(WHAT YOU WILL DO):
Separate out the lines that hold "into".

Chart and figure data
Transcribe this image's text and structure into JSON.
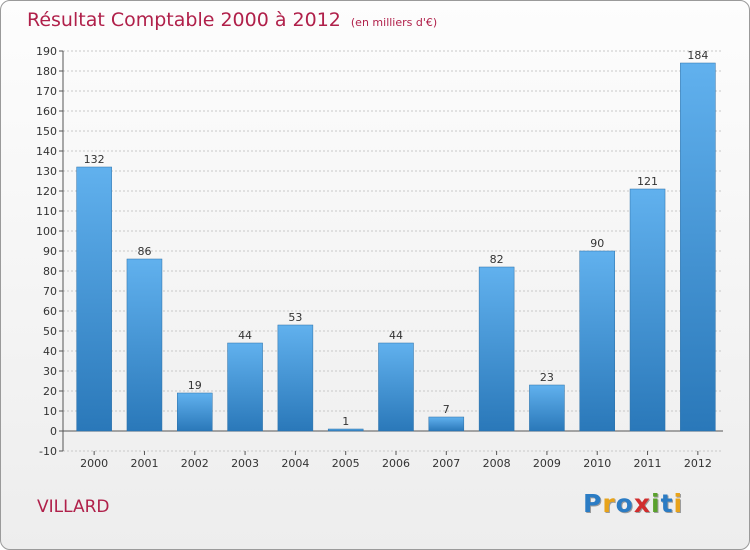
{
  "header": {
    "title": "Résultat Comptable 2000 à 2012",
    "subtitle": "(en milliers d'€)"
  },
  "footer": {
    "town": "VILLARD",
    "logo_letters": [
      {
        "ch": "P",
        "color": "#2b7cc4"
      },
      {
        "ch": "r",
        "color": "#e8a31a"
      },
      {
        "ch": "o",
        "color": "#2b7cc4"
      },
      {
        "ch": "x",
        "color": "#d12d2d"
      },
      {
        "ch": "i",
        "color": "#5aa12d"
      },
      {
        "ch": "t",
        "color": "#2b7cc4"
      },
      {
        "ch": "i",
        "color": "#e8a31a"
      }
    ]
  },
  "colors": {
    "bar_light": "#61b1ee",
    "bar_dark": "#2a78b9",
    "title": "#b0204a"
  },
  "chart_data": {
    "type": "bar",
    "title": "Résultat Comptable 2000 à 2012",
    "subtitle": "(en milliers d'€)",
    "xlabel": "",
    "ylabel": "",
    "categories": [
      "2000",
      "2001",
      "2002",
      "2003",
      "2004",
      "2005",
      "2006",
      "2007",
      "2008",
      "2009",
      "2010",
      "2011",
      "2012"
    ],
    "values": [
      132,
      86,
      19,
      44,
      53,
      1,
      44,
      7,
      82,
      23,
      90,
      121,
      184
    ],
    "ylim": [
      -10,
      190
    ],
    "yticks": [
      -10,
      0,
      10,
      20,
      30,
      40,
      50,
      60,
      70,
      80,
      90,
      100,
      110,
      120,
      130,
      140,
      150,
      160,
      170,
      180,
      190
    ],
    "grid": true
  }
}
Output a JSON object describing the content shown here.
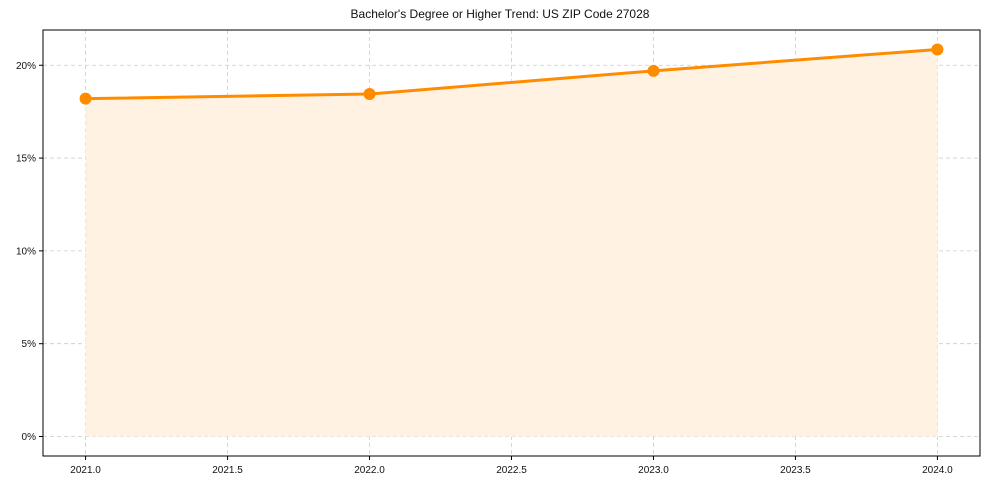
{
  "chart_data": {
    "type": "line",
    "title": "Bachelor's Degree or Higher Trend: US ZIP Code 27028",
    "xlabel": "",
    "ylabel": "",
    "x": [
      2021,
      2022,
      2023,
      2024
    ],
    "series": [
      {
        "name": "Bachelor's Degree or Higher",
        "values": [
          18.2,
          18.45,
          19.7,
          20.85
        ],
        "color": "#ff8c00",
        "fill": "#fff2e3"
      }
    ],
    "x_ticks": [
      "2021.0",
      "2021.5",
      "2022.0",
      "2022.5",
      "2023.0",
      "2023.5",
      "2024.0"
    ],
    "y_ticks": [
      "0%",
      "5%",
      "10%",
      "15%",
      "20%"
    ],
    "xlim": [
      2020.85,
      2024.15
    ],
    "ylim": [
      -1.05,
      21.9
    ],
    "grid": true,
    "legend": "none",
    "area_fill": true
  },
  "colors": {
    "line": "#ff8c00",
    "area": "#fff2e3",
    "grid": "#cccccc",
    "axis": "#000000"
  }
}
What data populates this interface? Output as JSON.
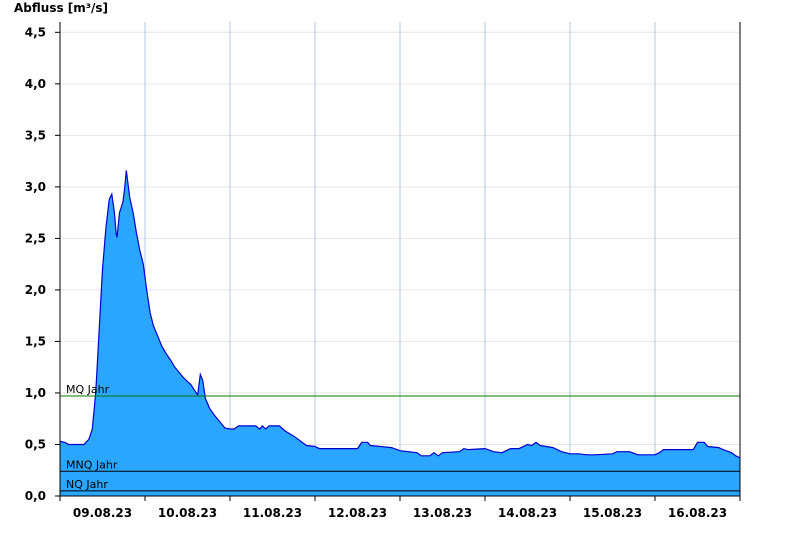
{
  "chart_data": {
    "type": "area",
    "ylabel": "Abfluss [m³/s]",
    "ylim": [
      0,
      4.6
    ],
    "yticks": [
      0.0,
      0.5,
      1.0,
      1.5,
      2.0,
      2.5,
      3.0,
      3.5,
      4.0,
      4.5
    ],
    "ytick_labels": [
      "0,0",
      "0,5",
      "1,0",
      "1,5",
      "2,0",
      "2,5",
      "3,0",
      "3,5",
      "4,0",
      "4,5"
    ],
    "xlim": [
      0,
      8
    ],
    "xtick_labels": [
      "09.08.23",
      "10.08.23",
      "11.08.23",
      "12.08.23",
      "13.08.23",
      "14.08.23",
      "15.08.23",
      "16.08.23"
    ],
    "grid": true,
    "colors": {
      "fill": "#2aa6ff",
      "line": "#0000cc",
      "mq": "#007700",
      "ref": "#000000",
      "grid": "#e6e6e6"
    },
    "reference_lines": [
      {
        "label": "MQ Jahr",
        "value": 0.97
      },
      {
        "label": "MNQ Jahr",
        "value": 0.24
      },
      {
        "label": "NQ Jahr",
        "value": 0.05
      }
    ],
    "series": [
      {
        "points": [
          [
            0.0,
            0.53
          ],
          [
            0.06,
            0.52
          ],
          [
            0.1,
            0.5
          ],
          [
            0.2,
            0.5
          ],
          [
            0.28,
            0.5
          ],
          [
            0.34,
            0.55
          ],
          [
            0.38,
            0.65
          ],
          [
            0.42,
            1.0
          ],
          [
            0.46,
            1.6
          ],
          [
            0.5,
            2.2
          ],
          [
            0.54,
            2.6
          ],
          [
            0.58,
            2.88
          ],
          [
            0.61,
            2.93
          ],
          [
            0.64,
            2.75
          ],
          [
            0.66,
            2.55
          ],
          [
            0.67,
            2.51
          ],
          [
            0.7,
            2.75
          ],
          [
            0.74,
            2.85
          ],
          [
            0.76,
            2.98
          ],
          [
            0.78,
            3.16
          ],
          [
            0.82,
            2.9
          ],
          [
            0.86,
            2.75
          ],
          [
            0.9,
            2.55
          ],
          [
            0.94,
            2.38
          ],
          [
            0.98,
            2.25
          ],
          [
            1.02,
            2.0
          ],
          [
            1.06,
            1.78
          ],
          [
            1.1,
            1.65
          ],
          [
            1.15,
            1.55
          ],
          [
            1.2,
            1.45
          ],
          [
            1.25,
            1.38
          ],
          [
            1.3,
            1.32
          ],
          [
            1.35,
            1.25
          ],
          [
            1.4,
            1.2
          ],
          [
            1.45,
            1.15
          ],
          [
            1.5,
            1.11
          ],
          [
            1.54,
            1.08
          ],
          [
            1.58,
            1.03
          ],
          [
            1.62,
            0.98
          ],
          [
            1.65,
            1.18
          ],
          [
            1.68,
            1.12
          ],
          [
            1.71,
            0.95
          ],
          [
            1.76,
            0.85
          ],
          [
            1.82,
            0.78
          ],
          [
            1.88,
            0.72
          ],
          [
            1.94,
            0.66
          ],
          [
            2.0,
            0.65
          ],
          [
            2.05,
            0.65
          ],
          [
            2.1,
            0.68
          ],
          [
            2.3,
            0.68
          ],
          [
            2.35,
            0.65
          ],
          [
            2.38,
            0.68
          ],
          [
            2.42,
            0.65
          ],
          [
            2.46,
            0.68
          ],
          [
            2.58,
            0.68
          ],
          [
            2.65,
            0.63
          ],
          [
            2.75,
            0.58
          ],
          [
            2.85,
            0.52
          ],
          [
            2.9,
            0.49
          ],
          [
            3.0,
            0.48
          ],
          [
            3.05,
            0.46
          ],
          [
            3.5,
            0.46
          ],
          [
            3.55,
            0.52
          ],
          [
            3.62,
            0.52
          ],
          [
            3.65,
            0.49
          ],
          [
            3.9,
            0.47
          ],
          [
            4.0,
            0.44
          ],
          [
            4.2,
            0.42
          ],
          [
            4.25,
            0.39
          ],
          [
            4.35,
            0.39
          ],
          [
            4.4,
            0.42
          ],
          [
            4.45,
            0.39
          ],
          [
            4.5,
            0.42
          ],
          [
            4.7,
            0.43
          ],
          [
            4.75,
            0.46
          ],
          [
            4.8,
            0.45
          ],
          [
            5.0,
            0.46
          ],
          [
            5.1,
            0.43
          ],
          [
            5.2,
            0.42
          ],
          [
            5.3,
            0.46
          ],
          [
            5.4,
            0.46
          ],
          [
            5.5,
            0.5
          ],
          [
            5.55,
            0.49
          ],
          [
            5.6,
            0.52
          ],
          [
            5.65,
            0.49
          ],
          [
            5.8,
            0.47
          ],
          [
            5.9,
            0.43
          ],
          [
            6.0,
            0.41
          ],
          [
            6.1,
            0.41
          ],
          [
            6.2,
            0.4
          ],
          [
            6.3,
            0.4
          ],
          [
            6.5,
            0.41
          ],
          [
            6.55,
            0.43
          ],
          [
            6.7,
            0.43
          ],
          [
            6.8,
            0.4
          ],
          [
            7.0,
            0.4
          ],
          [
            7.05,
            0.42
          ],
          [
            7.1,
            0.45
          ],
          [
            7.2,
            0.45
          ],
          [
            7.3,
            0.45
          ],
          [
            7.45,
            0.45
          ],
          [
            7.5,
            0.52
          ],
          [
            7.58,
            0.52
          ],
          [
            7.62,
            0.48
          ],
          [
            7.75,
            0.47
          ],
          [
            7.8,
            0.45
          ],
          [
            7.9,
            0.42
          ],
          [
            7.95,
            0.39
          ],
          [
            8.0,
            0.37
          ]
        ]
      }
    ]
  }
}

---

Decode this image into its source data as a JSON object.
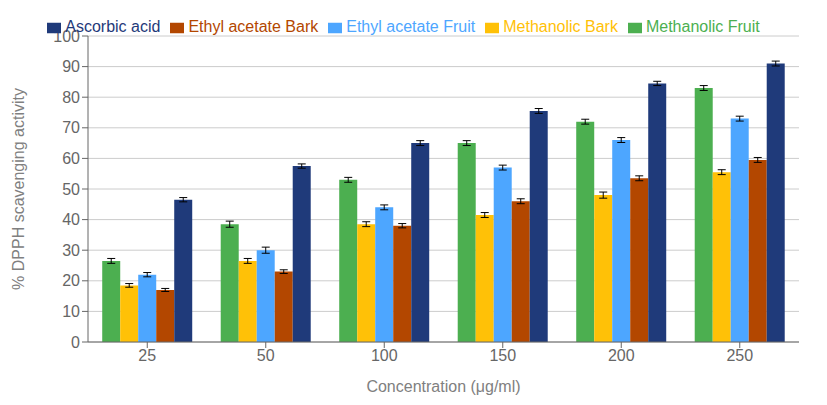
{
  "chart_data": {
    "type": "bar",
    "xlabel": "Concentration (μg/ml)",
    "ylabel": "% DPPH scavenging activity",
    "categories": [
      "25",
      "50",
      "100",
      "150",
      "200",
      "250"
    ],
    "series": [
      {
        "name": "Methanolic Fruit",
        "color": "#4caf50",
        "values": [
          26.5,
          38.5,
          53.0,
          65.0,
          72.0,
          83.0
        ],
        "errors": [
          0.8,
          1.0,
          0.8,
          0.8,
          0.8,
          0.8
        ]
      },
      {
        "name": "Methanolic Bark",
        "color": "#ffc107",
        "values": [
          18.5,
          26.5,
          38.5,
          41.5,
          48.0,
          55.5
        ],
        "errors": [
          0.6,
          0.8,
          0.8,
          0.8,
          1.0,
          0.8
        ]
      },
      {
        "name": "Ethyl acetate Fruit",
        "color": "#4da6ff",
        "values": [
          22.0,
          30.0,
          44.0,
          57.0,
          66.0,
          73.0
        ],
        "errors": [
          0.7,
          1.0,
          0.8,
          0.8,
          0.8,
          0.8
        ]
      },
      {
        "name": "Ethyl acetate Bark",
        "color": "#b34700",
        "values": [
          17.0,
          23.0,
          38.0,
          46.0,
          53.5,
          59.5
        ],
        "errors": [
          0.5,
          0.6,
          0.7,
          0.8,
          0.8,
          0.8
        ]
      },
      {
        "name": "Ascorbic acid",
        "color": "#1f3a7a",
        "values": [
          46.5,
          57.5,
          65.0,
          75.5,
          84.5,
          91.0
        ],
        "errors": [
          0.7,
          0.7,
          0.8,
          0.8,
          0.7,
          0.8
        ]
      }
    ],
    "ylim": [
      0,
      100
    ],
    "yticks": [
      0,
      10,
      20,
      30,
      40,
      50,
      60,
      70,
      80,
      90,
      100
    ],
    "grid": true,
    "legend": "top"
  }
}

==

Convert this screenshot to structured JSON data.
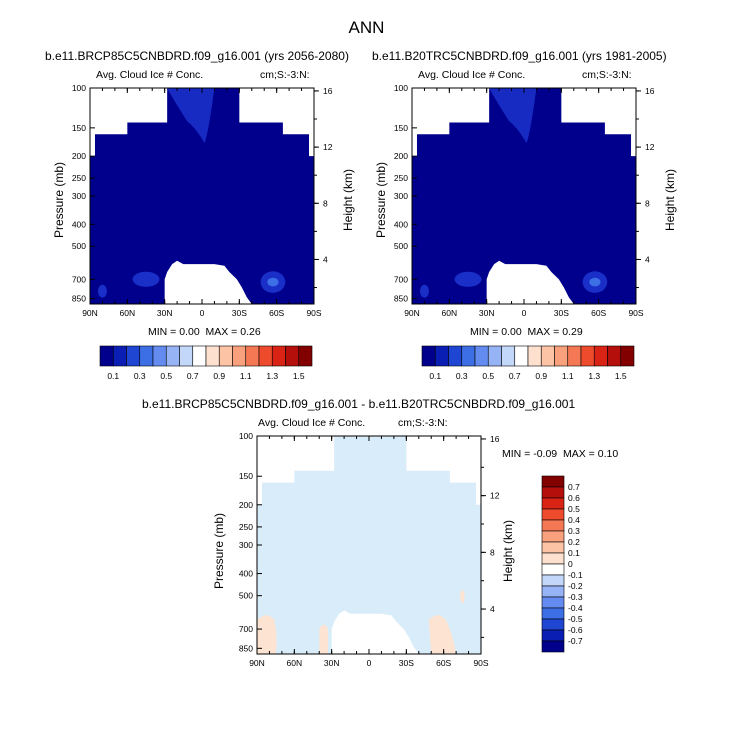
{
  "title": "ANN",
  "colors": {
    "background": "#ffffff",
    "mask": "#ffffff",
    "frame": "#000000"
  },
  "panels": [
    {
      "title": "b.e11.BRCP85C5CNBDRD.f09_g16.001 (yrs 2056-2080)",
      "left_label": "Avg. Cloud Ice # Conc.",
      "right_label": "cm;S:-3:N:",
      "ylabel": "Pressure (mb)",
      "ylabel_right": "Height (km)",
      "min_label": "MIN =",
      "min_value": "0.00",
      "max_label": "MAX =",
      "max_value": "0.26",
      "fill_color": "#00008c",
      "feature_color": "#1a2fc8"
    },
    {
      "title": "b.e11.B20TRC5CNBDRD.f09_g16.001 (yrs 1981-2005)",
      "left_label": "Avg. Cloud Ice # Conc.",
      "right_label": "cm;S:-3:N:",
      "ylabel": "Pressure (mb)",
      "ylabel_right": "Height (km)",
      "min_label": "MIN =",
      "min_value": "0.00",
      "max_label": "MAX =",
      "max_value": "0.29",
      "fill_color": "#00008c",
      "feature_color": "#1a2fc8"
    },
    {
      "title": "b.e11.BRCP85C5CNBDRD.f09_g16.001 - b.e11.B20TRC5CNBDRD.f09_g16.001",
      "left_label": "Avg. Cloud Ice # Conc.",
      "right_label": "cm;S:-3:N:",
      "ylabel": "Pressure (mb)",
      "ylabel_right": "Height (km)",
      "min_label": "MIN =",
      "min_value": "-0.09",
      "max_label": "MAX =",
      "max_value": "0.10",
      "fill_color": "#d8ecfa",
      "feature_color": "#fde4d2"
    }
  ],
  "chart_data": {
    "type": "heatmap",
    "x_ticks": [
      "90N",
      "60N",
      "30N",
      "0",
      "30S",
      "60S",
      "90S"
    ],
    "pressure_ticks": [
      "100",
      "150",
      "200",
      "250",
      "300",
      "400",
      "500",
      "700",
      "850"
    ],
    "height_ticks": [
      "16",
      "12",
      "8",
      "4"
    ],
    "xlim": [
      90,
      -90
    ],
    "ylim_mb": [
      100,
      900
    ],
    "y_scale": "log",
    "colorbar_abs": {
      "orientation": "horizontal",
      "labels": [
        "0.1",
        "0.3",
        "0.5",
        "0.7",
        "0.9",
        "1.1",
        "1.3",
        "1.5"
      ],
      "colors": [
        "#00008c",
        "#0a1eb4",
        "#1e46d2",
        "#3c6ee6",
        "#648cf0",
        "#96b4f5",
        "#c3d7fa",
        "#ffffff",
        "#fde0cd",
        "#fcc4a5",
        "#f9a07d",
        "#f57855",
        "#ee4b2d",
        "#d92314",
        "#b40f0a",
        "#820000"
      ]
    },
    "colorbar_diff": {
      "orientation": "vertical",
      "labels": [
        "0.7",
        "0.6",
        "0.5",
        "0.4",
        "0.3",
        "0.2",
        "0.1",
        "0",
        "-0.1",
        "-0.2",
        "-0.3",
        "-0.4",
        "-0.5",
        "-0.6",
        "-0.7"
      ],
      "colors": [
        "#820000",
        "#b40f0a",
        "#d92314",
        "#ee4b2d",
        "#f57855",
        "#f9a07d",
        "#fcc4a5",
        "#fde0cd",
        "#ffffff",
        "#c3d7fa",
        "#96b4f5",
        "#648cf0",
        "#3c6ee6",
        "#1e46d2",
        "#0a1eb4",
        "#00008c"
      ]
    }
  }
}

(RESPONSE FOR THIS EXERCISE):
Transcribe this image's text and structure into JSON.
Decode this image into its source data as a JSON object.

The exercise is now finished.